> **SHORT PROBLEM**: Copy down every line where the string "will" shows up.

> **MATERIAL SHOWN**:
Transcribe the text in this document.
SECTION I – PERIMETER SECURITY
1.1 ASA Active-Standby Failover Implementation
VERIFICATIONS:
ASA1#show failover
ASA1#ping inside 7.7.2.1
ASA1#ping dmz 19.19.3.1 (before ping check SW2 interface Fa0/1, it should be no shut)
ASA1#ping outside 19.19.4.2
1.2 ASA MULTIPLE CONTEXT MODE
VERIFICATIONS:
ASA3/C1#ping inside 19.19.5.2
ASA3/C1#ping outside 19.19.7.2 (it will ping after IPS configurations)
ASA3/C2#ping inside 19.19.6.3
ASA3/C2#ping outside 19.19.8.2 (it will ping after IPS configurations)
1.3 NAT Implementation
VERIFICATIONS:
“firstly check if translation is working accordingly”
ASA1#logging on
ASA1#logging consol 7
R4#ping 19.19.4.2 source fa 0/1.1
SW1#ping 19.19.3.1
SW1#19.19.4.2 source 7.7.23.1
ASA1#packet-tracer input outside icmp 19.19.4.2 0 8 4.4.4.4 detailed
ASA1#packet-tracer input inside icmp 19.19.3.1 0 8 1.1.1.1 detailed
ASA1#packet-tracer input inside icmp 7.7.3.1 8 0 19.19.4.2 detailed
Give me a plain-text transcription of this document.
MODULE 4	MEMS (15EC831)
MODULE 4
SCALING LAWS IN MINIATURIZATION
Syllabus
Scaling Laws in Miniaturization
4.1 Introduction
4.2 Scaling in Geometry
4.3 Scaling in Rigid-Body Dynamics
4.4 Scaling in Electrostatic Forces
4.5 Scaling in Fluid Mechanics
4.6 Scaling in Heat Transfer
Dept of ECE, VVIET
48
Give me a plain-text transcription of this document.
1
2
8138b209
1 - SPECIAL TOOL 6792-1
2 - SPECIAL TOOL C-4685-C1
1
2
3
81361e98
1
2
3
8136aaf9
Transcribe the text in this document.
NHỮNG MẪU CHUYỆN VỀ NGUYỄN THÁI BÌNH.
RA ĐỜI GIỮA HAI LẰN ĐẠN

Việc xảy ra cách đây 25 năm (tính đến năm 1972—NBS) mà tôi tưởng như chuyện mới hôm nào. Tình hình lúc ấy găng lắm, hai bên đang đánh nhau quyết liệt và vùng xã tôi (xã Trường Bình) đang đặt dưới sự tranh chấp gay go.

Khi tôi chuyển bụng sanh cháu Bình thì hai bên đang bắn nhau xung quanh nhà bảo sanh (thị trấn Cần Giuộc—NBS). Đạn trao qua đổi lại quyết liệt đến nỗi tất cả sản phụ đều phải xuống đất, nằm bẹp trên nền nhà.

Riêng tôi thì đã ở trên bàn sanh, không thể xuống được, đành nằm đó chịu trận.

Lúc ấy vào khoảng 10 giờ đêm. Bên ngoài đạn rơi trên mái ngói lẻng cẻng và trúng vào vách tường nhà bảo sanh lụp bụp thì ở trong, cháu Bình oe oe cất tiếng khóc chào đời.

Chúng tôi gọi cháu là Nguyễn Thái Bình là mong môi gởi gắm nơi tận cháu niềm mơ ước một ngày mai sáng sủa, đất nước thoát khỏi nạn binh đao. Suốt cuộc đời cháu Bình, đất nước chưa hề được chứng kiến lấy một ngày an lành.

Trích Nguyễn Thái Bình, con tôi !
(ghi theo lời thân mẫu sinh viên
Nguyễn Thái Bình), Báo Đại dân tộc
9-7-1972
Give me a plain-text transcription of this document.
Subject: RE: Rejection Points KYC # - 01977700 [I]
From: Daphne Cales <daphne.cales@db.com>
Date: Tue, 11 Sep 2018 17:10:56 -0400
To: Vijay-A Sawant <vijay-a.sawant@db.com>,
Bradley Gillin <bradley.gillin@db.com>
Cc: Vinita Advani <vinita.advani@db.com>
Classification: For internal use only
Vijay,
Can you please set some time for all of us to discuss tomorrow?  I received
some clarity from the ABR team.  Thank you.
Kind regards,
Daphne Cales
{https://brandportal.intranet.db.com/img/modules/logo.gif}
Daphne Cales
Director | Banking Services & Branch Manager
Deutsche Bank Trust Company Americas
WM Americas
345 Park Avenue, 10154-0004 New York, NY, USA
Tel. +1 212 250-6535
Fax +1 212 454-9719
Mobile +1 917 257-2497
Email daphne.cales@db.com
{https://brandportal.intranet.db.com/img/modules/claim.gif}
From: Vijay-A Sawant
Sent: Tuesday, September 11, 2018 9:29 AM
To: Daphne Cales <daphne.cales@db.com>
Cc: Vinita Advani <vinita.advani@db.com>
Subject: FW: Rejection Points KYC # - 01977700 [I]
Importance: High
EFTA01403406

> **ANSWER BELOW**:
ASA3/C1#ping outside 19.19.7.2 (it will ping after IPS configurations)
ASA3/C2#ping outside 19.19.8.2 (it will ping after IPS configurations)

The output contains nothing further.